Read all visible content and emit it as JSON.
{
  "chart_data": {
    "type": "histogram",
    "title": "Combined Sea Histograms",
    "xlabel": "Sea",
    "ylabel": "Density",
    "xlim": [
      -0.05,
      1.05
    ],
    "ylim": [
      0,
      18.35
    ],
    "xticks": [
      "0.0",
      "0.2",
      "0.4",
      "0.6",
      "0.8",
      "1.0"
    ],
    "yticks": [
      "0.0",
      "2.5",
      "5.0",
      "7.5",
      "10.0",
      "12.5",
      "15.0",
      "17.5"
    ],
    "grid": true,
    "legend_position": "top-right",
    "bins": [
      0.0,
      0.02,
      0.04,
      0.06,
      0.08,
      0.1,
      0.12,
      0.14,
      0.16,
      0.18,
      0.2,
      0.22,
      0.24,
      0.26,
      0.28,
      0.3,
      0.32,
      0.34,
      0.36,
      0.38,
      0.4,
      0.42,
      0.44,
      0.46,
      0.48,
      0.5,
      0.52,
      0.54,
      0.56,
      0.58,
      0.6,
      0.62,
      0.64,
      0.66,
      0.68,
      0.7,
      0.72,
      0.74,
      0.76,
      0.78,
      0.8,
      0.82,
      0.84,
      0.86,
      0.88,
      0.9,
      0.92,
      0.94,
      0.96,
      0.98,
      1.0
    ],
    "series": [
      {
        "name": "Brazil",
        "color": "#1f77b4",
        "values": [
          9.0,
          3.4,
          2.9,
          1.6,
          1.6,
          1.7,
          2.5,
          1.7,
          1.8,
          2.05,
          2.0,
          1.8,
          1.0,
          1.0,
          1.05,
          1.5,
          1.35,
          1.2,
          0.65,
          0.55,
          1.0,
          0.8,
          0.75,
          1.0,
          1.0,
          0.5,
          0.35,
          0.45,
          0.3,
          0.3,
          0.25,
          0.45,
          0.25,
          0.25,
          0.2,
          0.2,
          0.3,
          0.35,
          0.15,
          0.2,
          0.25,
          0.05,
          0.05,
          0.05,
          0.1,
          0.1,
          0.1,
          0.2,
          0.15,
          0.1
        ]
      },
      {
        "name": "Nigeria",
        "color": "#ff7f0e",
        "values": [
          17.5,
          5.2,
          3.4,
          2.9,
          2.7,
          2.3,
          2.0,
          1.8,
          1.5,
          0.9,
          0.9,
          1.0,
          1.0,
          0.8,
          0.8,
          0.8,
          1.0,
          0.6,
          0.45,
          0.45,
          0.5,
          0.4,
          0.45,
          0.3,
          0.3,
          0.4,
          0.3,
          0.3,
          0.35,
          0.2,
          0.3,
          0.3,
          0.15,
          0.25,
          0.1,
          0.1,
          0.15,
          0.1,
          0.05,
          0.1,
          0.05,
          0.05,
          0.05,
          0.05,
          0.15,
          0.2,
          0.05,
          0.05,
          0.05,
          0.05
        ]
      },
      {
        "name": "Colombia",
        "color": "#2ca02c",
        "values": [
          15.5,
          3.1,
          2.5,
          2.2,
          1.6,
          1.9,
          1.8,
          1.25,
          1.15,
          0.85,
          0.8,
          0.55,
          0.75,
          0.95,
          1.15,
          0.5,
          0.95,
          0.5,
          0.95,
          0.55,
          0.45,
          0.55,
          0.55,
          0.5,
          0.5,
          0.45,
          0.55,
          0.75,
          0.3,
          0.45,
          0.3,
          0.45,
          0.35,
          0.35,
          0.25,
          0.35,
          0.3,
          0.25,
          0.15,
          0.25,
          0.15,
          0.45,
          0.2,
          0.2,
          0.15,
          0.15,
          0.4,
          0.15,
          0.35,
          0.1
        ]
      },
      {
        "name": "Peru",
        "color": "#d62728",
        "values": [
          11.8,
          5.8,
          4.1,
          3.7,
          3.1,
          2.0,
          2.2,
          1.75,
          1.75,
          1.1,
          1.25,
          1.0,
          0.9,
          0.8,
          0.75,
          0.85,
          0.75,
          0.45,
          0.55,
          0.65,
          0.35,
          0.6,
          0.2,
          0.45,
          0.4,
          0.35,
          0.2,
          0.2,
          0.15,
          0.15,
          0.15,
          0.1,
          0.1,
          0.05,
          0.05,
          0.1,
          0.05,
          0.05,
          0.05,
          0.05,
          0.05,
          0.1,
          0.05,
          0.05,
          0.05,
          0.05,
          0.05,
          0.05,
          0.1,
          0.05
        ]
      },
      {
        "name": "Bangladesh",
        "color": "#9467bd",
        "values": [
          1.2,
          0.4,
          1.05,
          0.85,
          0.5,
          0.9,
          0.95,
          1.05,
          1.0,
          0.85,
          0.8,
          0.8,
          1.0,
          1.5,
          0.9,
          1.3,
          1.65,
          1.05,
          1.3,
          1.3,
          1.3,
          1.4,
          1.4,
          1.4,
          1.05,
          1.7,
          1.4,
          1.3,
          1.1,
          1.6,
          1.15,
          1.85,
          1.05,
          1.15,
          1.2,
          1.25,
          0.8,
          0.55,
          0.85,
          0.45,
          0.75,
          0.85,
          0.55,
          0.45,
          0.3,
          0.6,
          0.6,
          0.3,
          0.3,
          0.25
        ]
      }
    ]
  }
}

▬▬▬▬▬▬▬▬▬▬

Problem requirements: Every line of the listing that holds "name" should be found and copied.

Problem solution:
        "name": "Brazil",
        "name": "Nigeria",
        "name": "Colombia",
        "name": "Peru",
        "name": "Bangladesh",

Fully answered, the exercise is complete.